## START SUPPLIED PASSAGE

In Atlanta, city officials are trying to figure out what to do about a dwindling water supply. Conservatives are pointing their fingers at liberals, criticizing a decision to route large amounts of water that could be used for drinking to the Florida wetlands.

What should we think when our country is ablaze in one part of the land and the water supply is dwindling in another? Maybe we need a mass rain dance for planetary consciousness?

Comments

What?

...And cause more Texas Flooding?

I'd like to buy the world a Coke...

A valid point... We're experiencing the most extreme natural conditions on record nearly simultaneously, and in some cases as total paradoxes. It's a sobering indication of how out of whack the weather is in recent months when unprecedented flooding in Texas precedes California's biggest wildfire and Atlanta's potential dehydration by a matter of weeks.

## END SUPPLIED PASSAGE
## START DATA SHOWN

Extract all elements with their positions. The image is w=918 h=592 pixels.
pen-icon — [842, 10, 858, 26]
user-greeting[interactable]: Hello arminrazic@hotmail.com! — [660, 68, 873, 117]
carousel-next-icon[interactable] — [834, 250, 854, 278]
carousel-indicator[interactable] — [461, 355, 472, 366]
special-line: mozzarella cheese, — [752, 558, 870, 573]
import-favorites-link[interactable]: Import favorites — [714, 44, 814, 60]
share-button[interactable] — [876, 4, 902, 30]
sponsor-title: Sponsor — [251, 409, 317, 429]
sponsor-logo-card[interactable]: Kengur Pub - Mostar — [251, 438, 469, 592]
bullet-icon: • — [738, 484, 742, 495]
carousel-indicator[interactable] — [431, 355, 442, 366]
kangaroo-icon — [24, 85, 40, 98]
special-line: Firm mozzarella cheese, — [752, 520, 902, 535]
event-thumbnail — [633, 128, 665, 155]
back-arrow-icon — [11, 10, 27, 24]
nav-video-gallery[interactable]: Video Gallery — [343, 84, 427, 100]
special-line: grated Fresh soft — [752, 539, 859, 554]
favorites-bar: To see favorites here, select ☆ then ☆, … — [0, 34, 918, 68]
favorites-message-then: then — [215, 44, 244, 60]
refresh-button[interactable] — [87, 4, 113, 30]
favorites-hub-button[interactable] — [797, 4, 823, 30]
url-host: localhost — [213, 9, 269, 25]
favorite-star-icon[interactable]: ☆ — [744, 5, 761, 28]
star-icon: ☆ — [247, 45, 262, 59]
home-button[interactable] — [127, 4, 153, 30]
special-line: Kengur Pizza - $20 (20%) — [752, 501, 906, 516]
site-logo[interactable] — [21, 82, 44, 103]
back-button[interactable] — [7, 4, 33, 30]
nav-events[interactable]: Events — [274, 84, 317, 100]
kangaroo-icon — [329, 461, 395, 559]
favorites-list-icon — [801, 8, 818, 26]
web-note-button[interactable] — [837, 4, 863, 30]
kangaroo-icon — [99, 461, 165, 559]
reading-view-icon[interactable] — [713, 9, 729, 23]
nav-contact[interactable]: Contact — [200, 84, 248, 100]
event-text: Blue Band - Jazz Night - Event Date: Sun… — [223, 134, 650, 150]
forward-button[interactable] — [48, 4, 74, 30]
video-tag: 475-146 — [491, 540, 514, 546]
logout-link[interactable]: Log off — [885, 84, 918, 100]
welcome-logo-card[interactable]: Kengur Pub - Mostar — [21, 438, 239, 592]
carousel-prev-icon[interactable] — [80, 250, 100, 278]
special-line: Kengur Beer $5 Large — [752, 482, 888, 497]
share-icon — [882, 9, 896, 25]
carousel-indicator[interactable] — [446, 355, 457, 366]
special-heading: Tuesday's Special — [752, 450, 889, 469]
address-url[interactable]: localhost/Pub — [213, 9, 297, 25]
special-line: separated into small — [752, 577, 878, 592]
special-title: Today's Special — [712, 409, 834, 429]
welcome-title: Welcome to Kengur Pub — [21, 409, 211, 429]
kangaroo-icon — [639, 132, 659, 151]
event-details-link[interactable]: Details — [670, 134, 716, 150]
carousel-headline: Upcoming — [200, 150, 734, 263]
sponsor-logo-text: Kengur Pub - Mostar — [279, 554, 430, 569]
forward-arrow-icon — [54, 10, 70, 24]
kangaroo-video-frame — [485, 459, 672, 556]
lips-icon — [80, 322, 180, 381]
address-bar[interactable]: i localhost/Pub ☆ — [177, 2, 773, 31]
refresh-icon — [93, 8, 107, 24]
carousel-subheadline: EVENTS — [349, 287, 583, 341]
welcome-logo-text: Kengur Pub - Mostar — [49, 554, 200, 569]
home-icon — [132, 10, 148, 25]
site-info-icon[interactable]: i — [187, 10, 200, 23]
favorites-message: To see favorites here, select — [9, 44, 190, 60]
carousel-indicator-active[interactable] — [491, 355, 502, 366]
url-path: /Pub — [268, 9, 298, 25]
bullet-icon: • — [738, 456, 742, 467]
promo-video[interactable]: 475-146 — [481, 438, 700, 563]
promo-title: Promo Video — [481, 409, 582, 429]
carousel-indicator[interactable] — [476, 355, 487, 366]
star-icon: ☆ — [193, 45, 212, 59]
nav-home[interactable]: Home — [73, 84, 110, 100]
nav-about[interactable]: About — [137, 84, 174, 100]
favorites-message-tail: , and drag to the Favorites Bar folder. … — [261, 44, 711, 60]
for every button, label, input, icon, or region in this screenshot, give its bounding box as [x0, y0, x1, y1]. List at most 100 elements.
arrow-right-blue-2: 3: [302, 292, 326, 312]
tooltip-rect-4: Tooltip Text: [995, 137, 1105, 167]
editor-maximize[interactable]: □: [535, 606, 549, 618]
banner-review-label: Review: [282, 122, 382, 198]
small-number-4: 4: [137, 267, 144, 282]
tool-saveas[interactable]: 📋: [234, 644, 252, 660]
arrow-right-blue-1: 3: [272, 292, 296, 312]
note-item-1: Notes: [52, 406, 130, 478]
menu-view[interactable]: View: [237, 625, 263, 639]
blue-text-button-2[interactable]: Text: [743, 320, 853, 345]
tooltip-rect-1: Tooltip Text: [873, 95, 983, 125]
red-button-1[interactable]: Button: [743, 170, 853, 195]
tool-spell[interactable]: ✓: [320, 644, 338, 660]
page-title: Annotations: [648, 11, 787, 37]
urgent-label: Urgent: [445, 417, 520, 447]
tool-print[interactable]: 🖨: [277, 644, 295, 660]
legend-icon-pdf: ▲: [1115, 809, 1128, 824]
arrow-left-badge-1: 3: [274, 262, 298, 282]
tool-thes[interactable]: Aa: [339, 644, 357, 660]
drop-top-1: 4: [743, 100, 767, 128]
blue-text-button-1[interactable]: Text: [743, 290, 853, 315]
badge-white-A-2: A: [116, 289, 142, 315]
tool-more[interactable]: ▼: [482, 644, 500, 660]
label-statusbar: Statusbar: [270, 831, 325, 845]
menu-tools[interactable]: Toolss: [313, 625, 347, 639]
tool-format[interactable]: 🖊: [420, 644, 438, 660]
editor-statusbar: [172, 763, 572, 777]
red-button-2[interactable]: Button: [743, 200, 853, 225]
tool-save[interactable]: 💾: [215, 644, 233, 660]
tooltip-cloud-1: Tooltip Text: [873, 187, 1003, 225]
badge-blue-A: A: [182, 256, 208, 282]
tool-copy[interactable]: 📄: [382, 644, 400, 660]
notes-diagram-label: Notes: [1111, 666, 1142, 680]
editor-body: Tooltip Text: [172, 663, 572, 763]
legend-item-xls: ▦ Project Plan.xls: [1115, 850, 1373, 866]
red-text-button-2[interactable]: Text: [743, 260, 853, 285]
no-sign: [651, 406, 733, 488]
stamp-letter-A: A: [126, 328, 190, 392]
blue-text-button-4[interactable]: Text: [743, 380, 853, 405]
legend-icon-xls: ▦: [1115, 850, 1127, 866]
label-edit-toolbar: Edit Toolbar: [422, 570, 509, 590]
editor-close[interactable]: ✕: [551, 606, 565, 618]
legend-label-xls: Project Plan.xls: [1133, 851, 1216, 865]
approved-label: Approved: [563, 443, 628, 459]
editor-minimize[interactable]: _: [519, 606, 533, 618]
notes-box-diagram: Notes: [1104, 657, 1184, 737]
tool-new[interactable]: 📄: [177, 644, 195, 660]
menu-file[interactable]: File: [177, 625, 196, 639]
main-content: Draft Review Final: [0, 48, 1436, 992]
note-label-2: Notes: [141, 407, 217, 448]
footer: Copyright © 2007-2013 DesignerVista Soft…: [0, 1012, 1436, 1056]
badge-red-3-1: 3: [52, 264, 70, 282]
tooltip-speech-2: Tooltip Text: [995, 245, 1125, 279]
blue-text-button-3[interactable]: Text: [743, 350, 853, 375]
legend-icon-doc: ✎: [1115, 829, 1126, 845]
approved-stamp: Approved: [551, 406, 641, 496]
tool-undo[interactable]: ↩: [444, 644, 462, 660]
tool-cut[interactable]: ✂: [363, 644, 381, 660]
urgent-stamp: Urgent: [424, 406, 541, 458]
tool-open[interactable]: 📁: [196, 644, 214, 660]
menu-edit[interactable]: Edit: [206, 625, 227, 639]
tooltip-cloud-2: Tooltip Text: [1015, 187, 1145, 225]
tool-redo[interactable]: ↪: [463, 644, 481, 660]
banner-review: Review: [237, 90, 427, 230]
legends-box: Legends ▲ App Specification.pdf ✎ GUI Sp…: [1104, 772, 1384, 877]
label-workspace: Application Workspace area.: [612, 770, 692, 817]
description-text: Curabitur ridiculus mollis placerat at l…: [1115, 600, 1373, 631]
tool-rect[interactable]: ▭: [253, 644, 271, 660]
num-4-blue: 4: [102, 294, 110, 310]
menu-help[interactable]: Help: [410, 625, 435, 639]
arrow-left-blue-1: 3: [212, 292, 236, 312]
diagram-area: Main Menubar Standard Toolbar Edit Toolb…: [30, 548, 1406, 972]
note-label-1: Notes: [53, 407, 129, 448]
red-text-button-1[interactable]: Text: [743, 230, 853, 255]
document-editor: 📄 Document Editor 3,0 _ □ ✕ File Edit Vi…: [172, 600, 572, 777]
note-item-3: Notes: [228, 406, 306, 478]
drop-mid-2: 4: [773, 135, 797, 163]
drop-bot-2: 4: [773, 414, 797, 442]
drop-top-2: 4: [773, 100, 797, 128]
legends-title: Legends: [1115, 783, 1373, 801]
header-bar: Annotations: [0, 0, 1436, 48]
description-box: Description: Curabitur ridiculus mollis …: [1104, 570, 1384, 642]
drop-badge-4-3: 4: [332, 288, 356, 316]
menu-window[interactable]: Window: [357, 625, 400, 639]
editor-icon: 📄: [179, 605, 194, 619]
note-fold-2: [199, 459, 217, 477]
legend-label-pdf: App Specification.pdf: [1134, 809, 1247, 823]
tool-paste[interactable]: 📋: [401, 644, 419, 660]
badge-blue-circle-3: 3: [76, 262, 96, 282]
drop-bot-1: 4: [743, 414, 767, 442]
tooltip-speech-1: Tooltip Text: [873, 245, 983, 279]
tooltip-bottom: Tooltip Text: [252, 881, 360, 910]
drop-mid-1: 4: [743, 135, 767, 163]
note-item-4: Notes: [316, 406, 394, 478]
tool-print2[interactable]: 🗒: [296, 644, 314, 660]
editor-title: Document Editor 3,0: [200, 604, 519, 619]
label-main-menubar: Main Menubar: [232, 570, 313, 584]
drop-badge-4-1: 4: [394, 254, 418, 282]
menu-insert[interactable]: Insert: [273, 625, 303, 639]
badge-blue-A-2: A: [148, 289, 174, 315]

## END DATA SHOWN

• EXERCISE AIM
Which U.S. cities and states are named in the passage on Atlanta's water supply? These items were drawn from a separate source and are unrelated to the passage on Atlanta's water supply.

• FULL RESPONSE
Atlanta, Florida, Texas, California